** BEGIN **

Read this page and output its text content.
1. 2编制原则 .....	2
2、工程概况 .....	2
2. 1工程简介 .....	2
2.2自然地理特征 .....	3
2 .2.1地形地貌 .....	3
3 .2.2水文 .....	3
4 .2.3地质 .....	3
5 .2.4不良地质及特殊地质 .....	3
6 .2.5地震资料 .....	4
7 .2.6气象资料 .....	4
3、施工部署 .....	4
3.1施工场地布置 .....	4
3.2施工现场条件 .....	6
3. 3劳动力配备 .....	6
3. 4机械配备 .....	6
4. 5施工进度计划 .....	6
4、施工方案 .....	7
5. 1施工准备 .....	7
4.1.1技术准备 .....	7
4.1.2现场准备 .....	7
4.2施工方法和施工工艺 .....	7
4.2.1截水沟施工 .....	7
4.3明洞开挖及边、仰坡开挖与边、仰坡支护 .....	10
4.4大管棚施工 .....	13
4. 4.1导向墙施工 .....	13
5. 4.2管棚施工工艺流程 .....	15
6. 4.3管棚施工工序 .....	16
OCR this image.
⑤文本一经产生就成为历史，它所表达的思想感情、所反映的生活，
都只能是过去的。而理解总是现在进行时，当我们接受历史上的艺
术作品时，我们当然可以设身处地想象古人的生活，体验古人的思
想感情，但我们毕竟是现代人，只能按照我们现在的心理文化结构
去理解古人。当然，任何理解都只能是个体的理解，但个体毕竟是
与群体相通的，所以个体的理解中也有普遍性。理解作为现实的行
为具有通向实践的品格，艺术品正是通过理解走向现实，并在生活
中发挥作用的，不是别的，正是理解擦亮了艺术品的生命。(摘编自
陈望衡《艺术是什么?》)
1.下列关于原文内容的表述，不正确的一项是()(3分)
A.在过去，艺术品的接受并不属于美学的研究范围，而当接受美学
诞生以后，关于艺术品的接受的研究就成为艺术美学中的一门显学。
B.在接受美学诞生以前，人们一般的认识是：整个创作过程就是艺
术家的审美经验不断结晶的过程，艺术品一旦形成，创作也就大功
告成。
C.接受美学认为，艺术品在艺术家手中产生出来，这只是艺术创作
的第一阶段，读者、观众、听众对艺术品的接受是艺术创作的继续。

** END **

STATED PROBLEM → Which lines include "this"? Copy each of them out.

WORKED SOLUTION →
Read this page and output its text content.
OCR this image.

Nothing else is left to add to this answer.